## [Requirement]
Continue the passage about what heats the Sun's atmosphere, picking up right after its last sentence.
:: Text passage
Hi Olivia, that’s a great question! In fact, it’s such a great question many scientists around the world are trying to answer it.

The truth of the matter is — we don’t know! But we do have some ideas about where the energy that heats the Sun’s atmosphere might be coming from, and it has a lot to do with the Sun’s magnetic field. Let me explain what this means.

The temperature of the Sun

Heat is created in the very centre of the Sun, at its core, where the temperature is a blistering 27 million degrees Celsius. And just like walking away from a campfire, the temperature gets cooler further away from the core.

The temperature of the Sun’s surface is about 6,000?, which means it’s much cooler than the core. Also, it continues to cool down for a short distance above the surface.

But higher above the surface, in the atmosphere, the temperature suddenly shoots up to more than a million degrees! So there must be something that’s heating the Sun’s atmosphere. But we can’t easily find out what it is.

The key is the Sun’s magnetic field

The leading idea among experts is the Sun’s magnetic field is actually bringing energy from inside the Sun up through its surface and into its atmosphere.

Like Earth, the Sun has a magnetic field. We can imagine a magnetic field as invisible lines connecting the North and South poles of a star or planet.
::::
:: Supplied data
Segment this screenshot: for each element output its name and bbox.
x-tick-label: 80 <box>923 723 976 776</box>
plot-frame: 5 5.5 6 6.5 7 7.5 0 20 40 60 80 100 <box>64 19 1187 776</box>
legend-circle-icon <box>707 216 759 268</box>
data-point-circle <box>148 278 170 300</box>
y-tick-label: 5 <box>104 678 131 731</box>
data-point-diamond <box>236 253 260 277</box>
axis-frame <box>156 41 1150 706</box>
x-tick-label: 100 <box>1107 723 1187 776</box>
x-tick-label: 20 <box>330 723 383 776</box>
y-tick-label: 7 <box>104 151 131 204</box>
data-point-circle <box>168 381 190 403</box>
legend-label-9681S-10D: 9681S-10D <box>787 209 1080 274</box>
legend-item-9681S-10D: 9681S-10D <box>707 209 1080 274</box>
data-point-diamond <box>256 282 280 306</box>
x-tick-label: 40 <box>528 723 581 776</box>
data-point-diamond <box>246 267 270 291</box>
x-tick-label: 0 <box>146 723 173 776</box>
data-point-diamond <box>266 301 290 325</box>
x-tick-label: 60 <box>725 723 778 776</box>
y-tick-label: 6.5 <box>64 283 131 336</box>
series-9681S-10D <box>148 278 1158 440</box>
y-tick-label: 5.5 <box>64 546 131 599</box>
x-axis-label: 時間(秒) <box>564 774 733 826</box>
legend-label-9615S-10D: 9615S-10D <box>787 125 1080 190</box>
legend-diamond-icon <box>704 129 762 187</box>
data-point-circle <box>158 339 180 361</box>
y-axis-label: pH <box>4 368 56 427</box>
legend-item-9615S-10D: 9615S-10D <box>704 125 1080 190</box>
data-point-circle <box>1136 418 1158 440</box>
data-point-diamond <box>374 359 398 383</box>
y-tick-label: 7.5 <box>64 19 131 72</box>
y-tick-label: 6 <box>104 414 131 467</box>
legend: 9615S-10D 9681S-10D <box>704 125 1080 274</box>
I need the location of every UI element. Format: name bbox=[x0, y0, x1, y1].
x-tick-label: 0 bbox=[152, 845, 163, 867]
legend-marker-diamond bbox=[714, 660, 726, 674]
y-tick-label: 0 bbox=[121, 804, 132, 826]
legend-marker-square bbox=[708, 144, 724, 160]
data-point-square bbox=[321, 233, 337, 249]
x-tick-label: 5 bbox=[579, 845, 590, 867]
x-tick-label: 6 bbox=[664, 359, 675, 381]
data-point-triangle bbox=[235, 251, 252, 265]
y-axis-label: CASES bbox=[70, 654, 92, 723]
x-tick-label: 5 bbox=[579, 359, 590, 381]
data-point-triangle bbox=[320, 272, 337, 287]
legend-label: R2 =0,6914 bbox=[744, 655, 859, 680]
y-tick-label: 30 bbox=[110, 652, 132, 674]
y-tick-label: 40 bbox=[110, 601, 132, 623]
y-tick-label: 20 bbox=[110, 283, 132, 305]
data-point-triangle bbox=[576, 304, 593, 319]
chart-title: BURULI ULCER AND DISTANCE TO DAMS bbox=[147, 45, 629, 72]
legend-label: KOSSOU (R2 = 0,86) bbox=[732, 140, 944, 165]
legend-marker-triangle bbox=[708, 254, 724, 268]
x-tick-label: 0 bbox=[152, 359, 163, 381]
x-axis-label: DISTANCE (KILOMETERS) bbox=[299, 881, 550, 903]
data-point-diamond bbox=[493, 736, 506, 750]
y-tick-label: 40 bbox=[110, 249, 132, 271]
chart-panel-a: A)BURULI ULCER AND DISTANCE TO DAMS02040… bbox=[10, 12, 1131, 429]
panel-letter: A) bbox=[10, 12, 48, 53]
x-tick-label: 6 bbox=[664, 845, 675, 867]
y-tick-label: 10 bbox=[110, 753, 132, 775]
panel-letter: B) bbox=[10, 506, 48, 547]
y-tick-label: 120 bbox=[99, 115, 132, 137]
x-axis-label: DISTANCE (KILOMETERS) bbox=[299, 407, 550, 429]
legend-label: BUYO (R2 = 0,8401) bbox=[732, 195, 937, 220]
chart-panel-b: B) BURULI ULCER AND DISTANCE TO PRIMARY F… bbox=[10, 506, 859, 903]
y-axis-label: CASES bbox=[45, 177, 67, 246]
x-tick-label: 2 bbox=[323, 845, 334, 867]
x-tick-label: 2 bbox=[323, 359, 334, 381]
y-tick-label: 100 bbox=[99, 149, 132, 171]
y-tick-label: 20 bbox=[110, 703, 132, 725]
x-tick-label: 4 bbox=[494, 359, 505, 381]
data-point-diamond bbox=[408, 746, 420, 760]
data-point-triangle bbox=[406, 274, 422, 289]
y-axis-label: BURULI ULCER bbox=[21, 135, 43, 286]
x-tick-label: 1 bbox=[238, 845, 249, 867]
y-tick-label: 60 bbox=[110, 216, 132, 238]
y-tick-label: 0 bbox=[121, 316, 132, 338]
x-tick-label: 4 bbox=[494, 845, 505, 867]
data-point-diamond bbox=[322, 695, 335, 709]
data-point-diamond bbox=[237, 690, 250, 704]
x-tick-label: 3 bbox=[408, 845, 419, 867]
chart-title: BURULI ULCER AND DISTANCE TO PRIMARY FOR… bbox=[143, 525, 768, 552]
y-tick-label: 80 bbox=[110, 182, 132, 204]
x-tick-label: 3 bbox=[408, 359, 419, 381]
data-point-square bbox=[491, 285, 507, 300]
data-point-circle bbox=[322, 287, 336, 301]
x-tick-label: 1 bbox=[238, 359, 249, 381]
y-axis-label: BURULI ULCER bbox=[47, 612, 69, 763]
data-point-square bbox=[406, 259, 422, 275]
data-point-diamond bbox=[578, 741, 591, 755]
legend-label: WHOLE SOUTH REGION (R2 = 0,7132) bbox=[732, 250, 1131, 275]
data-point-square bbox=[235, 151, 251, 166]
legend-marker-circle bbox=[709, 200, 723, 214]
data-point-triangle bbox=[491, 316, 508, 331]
::::
## [Answer section]
We can’t see magnetic fields, but we know they are there because we have objects that react to them. For example, a compass needle on Earth will always point to the North pole because it lines up with Earth’s magnetic field.

Here you can see how Earth’s magnetic field extends out into space and loops back. The red end is the North magnetic pole and the white end is the South pole. Shutterstock

While the Sun also has a North and South pole, its magnetic field behaves differently to Earth’s and looks a lot messier. At the surface of the Sun, the magnetic field lines look like many loops rising up out of the surface into the atmosphere — and these loops are changing all the time.

If the loops touch each other they can cause sudden explosions of enormous amounts of energy that heat up the atmosphere. We also know there are waves travelling along the magnetic field lines bringing energy up. Could they be responsible for heating the atmosphere?

Is it a combination of the waves and the explosions, or something else altogether? Being able to measure the Sun’s magnetic field would really help us understand what’s going on.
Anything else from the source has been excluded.